• [Exercise aim] Report only how many lines of the entries below contain the string "subtitle".

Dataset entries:
--- start ---

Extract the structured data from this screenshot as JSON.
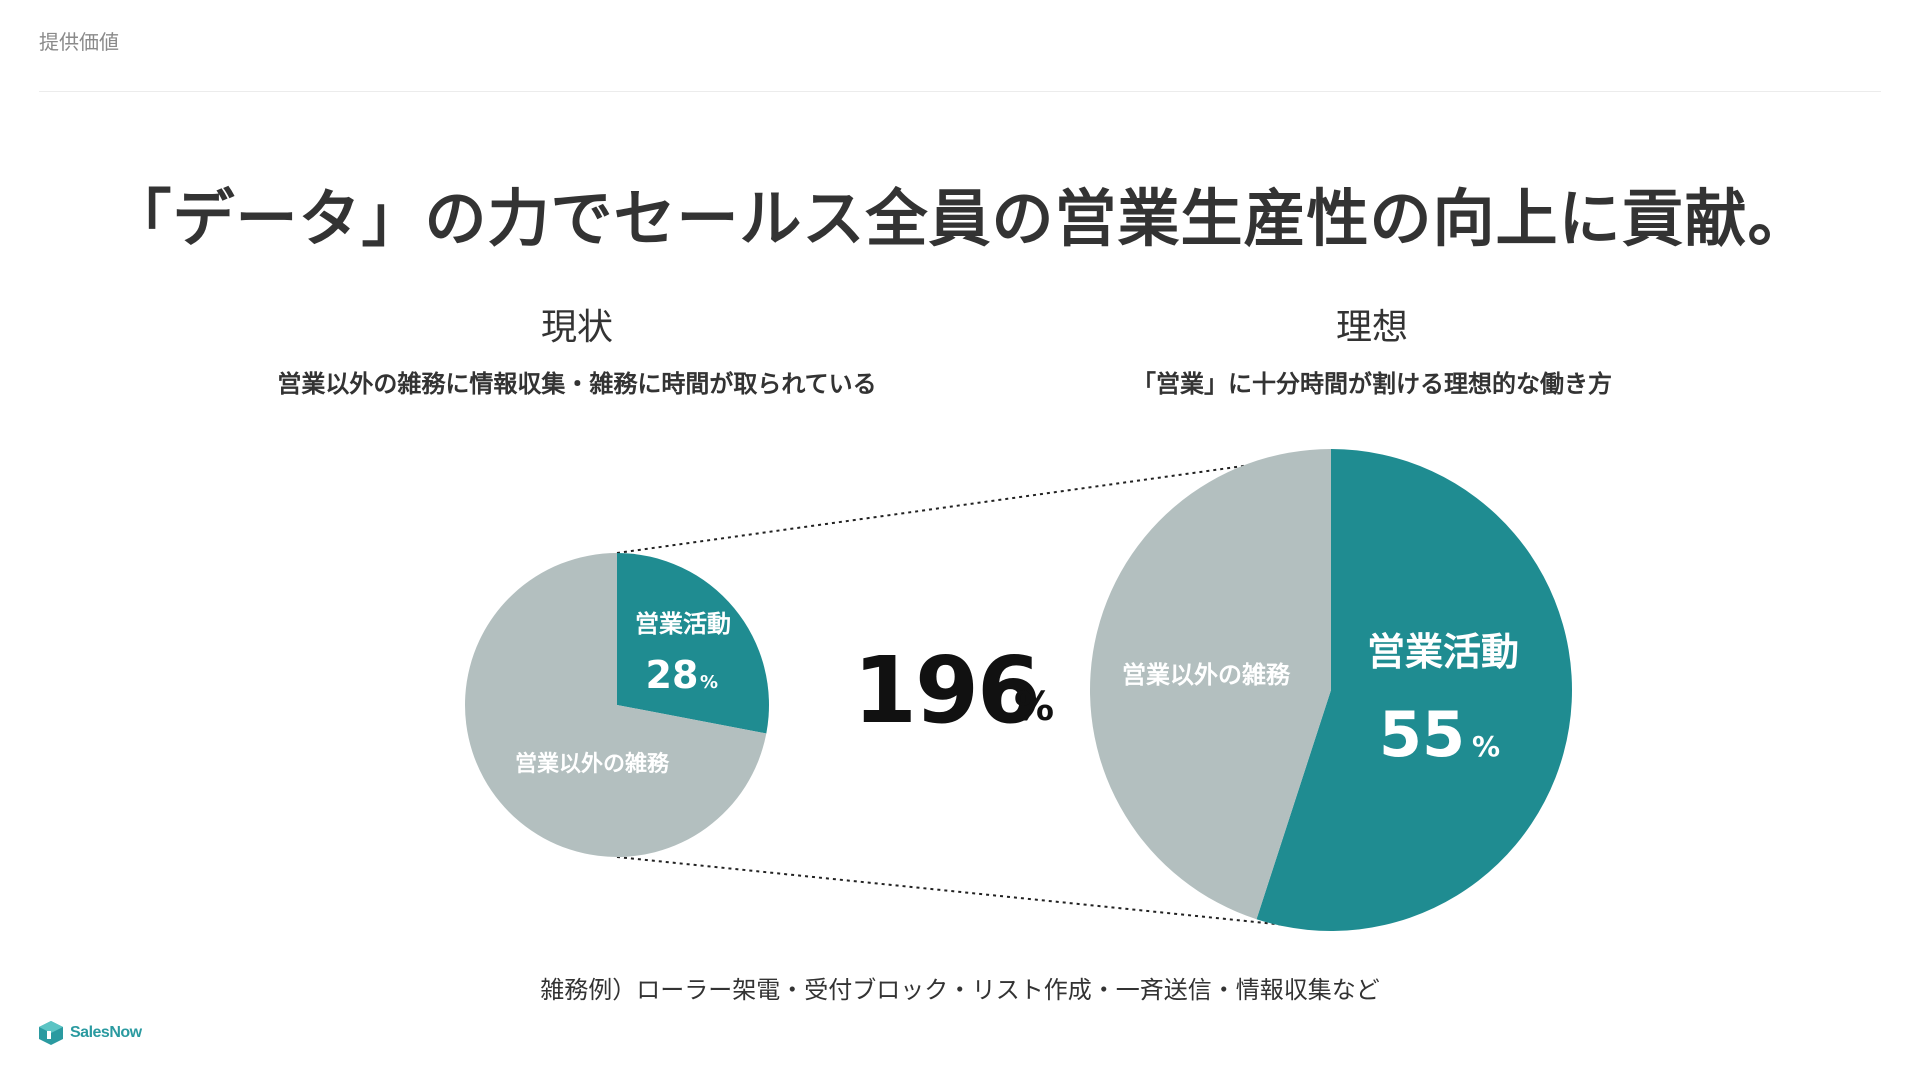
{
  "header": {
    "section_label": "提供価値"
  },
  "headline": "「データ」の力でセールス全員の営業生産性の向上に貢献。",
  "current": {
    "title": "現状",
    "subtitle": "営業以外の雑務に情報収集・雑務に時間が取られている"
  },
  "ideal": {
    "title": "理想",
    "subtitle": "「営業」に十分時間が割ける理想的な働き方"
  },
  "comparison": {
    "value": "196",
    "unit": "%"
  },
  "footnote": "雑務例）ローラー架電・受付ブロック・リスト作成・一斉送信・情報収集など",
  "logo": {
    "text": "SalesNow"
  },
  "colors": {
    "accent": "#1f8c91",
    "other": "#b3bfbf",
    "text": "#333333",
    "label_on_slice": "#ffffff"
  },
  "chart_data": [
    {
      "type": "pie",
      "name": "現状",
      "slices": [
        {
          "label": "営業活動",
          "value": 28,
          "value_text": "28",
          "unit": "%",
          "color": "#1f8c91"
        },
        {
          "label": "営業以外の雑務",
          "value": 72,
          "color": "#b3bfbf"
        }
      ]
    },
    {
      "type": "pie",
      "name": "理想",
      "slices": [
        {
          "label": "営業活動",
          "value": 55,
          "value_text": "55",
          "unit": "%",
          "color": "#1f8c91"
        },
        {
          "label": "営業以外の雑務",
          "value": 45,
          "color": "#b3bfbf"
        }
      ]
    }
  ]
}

--- end ---

• [Solution to the problem] 2